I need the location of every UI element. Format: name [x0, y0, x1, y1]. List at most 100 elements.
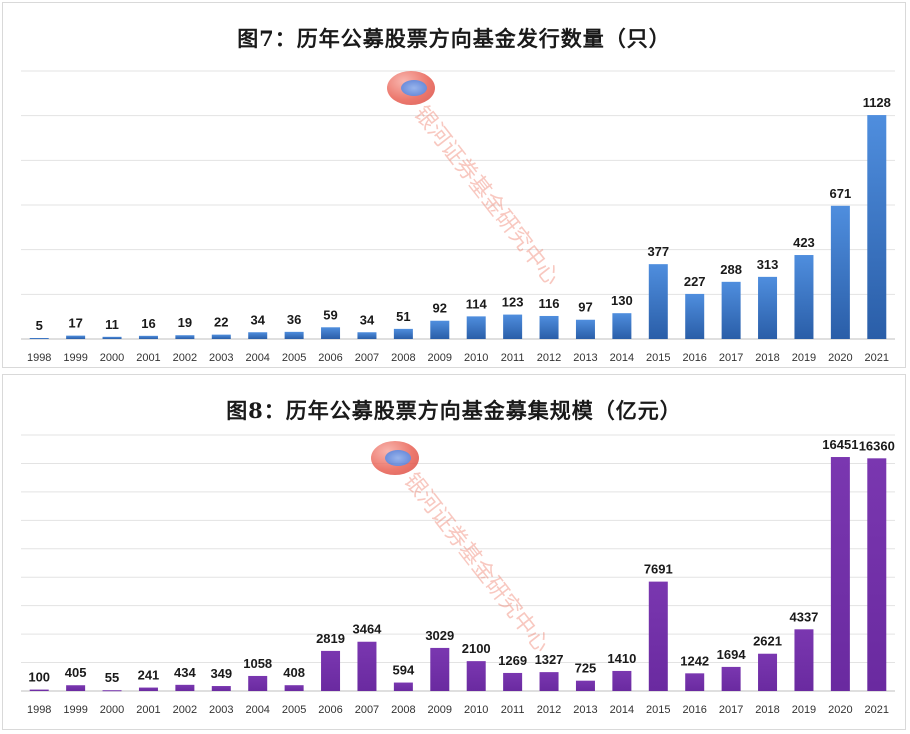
- x-tick-label-2010: 2010: [464, 352, 488, 364]
- data-label-1999: 17: [68, 316, 82, 331]
- data-label-2010: 114: [466, 296, 488, 311]
- bar-1998: [29, 338, 49, 340]
- x-tick-label-2012: 2012: [537, 704, 561, 716]
- bar-2019: [794, 255, 814, 339]
- data-label-2008: 51: [396, 309, 410, 324]
- x-tick-label-2010: 2010: [464, 704, 488, 716]
- bar-2000: [102, 336, 122, 339]
- x-tick-label-2001: 2001: [136, 352, 160, 364]
- bar-2012: [539, 672, 559, 691]
- data-label-1999: 405: [65, 665, 87, 680]
- bar-2021: [867, 115, 887, 340]
- bar-2014: [612, 313, 632, 339]
- bar-1999: [66, 685, 86, 691]
- gridlines: [21, 434, 895, 692]
- data-label-2016: 227: [684, 274, 706, 289]
- data-label-2002: 19: [178, 315, 192, 330]
- data-label-2006: 59: [323, 307, 337, 322]
- bar-2005: [284, 331, 304, 339]
- bar-2009: [430, 647, 450, 691]
- x-tick-label-2014: 2014: [610, 704, 634, 716]
- x-tick-label-2015: 2015: [646, 704, 670, 716]
- x-tick-label-2002: 2002: [173, 352, 197, 364]
- data-label-2018: 2621: [753, 634, 782, 649]
- bar-2007: [357, 641, 377, 691]
- data-label-2012: 1327: [535, 652, 564, 667]
- bar-2001: [138, 687, 158, 691]
- bar-2000: [102, 690, 122, 692]
- data-label-2013: 97: [578, 300, 592, 315]
- bar-2018: [758, 653, 778, 691]
- bar-2013: [575, 319, 595, 339]
- bar-2020: [830, 205, 850, 339]
- x-tick-label-2013: 2013: [573, 352, 597, 364]
- x-tick-label-1998: 1998: [27, 704, 51, 716]
- data-label-2000: 55: [105, 670, 119, 685]
- x-tick-label-2020: 2020: [828, 352, 852, 364]
- data-label-2002: 434: [174, 665, 196, 680]
- data-label-2017: 1694: [717, 647, 747, 662]
- x-tick-label-2019: 2019: [792, 352, 816, 364]
- data-label-2015: 7691: [644, 562, 673, 577]
- x-tick-label-2007: 2007: [355, 352, 379, 364]
- bar-2011: [503, 672, 523, 691]
- x-tick-label-2015: 2015: [646, 352, 670, 364]
- bar-2009: [430, 320, 450, 339]
- x-tick-label-2009: 2009: [428, 352, 452, 364]
- bar-2016: [685, 673, 705, 691]
- gridlines: [21, 70, 895, 340]
- data-label-2013: 725: [575, 661, 597, 676]
- data-label-2016: 1242: [680, 653, 709, 668]
- bar-2015: [648, 581, 668, 691]
- data-label-2001: 241: [138, 668, 160, 683]
- x-tick-label-1998: 1998: [27, 352, 51, 364]
- data-label-1998: 100: [28, 670, 50, 685]
- data-label-2000: 11: [105, 317, 119, 332]
- bar-2011: [503, 314, 523, 339]
- data-label-2012: 116: [539, 296, 560, 311]
- data-label-2020: 16451: [822, 437, 858, 452]
- x-tick-label-2007: 2007: [355, 704, 379, 716]
- bar-2010: [466, 661, 486, 691]
- bar-2008: [393, 328, 413, 339]
- bar-chart-fundraising-scale: 100 1998 405 1999 55 2000 241 2001 434 2002 349 200…: [21, 434, 895, 716]
- x-tick-label-2016: 2016: [682, 704, 706, 716]
- data-label-2018: 313: [757, 257, 779, 272]
- bar-2008: [393, 682, 413, 691]
- x-tick-label-2001: 2001: [136, 704, 160, 716]
- data-label-2014: 130: [611, 293, 633, 308]
- data-label-2005: 36: [287, 312, 301, 327]
- data-label-2019: 4337: [789, 609, 818, 624]
- x-tick-label-2021: 2021: [865, 352, 889, 364]
- data-label-2005: 408: [283, 665, 305, 680]
- data-label-2007: 34: [360, 312, 375, 327]
- x-tick-label-2006: 2006: [318, 704, 342, 716]
- bar-2006: [321, 327, 341, 339]
- x-tick-label-2005: 2005: [282, 704, 306, 716]
- data-label-2021: 1128: [863, 95, 891, 110]
- x-tick-label-2000: 2000: [100, 352, 124, 364]
- data-label-2004: 1058: [243, 656, 272, 671]
- bar-2004: [248, 675, 268, 691]
- bar-2020: [830, 457, 850, 691]
- bar-chart-issuance-count: 5 1998 17 1999 11 2000 16 2001 19 2002 22 2003 34 200…: [21, 70, 895, 364]
- data-label-2007: 3464: [352, 622, 382, 637]
- x-tick-label-2004: 2004: [245, 704, 269, 716]
- data-label-2006: 2819: [316, 631, 345, 646]
- x-tick-label-2004: 2004: [245, 352, 269, 364]
- data-label-2004: 34: [250, 312, 265, 327]
- bar-2017: [721, 281, 741, 339]
- data-label-2010: 2100: [462, 641, 491, 656]
- x-tick-label-2019: 2019: [792, 704, 816, 716]
- data-label-2019: 423: [793, 235, 815, 250]
- x-tick-label-2016: 2016: [682, 352, 706, 364]
- bar-1998: [29, 689, 49, 691]
- x-tick-label-1999: 1999: [63, 704, 87, 716]
- chart-title: 图7：历年公募股票方向基金发行数量（只）: [237, 26, 671, 51]
- data-label-2017: 288: [720, 262, 742, 277]
- bar-2015: [648, 264, 668, 339]
- galaxy-securities-logo-icon: [387, 71, 435, 105]
- bar-2010: [466, 316, 486, 339]
- bar-2002: [175, 335, 195, 339]
- x-tick-label-2013: 2013: [573, 704, 597, 716]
---------------
» INSTRUCTIONS TO FOLLOW: Copy every line of the material above word for word, but leave out the picture.

» WRITTEN RESPONSE:
I need the location of every UI element. Format: name [x0, y0, x1, y1]. List at most 100 elements.
- x-tick-label-2010: 2010: [464, 352, 488, 364]
- data-label-1999: 17: [68, 316, 82, 331]
- data-label-2010: 114: [466, 296, 488, 311]
- bar-1998: [29, 338, 49, 340]
- x-tick-label-2012: 2012: [537, 704, 561, 716]
- bar-2019: [794, 255, 814, 339]
- data-label-2008: 51: [396, 309, 410, 324]
- x-tick-label-2010: 2010: [464, 704, 488, 716]
- bar-2000: [102, 336, 122, 339]
- x-tick-label-2001: 2001: [136, 352, 160, 364]
- bar-2012: [539, 672, 559, 691]
- data-label-1999: 405: [65, 665, 87, 680]
- bar-2021: [867, 115, 887, 340]
- bar-2014: [612, 313, 632, 339]
- bar-1999: [66, 685, 86, 691]
- gridlines: [21, 434, 895, 692]
- data-label-2016: 227: [684, 274, 706, 289]
- data-label-2002: 19: [178, 315, 192, 330]
- data-label-2006: 59: [323, 307, 337, 322]
- bar-2005: [284, 331, 304, 339]
- bar-2009: [430, 647, 450, 691]
- x-tick-label-2014: 2014: [610, 704, 634, 716]
- x-tick-label-2015: 2015: [646, 704, 670, 716]
- x-tick-label-2002: 2002: [173, 352, 197, 364]
- data-label-2018: 2621: [753, 634, 782, 649]
- bar-2007: [357, 641, 377, 691]
- data-label-2012: 1327: [535, 652, 564, 667]
- bar-2001: [138, 687, 158, 691]
- bar-2000: [102, 690, 122, 692]
- data-label-2013: 97: [578, 300, 592, 315]
- bar-2018: [758, 653, 778, 691]
- bar-2013: [575, 319, 595, 339]
- bar-2020: [830, 205, 850, 339]
- x-tick-label-2013: 2013: [573, 352, 597, 364]
- x-tick-label-1998: 1998: [27, 704, 51, 716]
- data-label-2000: 55: [105, 670, 119, 685]
- x-tick-label-2020: 2020: [828, 352, 852, 364]
- data-label-2002: 434: [174, 665, 196, 680]
- data-label-2017: 1694: [717, 647, 747, 662]
- x-tick-label-2019: 2019: [792, 352, 816, 364]
- data-label-2015: 7691: [644, 562, 673, 577]
- x-tick-label-2007: 2007: [355, 352, 379, 364]
- bar-2011: [503, 672, 523, 691]
- x-tick-label-2015: 2015: [646, 352, 670, 364]
- bar-2009: [430, 320, 450, 339]
- x-tick-label-2009: 2009: [428, 352, 452, 364]
- bar-2016: [685, 673, 705, 691]
- gridlines: [21, 70, 895, 340]
- data-label-2013: 725: [575, 661, 597, 676]
- data-label-2016: 1242: [680, 653, 709, 668]
- bar-2015: [648, 581, 668, 691]
- data-label-2001: 241: [138, 668, 160, 683]
- x-tick-label-1998: 1998: [27, 352, 51, 364]
- data-label-1998: 100: [28, 670, 50, 685]
- data-label-2000: 11: [105, 317, 119, 332]
- bar-2011: [503, 314, 523, 339]
- data-label-2012: 116: [539, 296, 560, 311]
- data-label-2020: 16451: [822, 437, 858, 452]
- x-tick-label-2007: 2007: [355, 704, 379, 716]
- bar-2010: [466, 661, 486, 691]
- bar-2008: [393, 328, 413, 339]
- bar-chart-fundraising-scale: 100 1998 405 1999 55 2000 241 2001 434 2002 349 200…: [21, 434, 895, 716]
- x-tick-label-2016: 2016: [682, 704, 706, 716]
- data-label-2018: 313: [757, 257, 779, 272]
- bar-2008: [393, 682, 413, 691]
- x-tick-label-2001: 2001: [136, 704, 160, 716]
- data-label-2014: 130: [611, 293, 633, 308]
- data-label-2005: 36: [287, 312, 301, 327]
- data-label-2019: 4337: [789, 609, 818, 624]
- x-tick-label-2021: 2021: [865, 352, 889, 364]
- data-label-2005: 408: [283, 665, 305, 680]
- data-label-2007: 34: [360, 312, 375, 327]
- x-tick-label-2006: 2006: [318, 704, 342, 716]
- bar-2006: [321, 327, 341, 339]
- x-tick-label-2005: 2005: [282, 704, 306, 716]
- data-label-2021: 1128: [863, 95, 891, 110]
- x-tick-label-2000: 2000: [100, 352, 124, 364]
- data-label-2004: 1058: [243, 656, 272, 671]
- bar-2004: [248, 675, 268, 691]
- bar-2020: [830, 457, 850, 691]
- bar-chart-issuance-count: 5 1998 17 1999 11 2000 16 2001 19 2002 22 2003 34 200…: [21, 70, 895, 364]
- data-label-2007: 3464: [352, 622, 382, 637]
- x-tick-label-2004: 2004: [245, 704, 269, 716]
- data-label-2006: 2819: [316, 631, 345, 646]
- x-tick-label-2004: 2004: [245, 352, 269, 364]
- data-label-2004: 34: [250, 312, 265, 327]
- bar-2017: [721, 281, 741, 339]
- data-label-2010: 2100: [462, 641, 491, 656]
- x-tick-label-2019: 2019: [792, 704, 816, 716]
- data-label-2019: 423: [793, 235, 815, 250]
- x-tick-label-2016: 2016: [682, 352, 706, 364]
- bar-1998: [29, 689, 49, 691]
- x-tick-label-1999: 1999: [63, 704, 87, 716]
- chart-title: 图7：历年公募股票方向基金发行数量（只）: [237, 26, 671, 51]
- data-label-2017: 288: [720, 262, 742, 277]
- bar-2015: [648, 264, 668, 339]
- galaxy-securities-logo-icon: [387, 71, 435, 105]
- bar-2010: [466, 316, 486, 339]
- bar-2002: [175, 335, 195, 339]
- x-tick-label-2013: 2013: [573, 704, 597, 716]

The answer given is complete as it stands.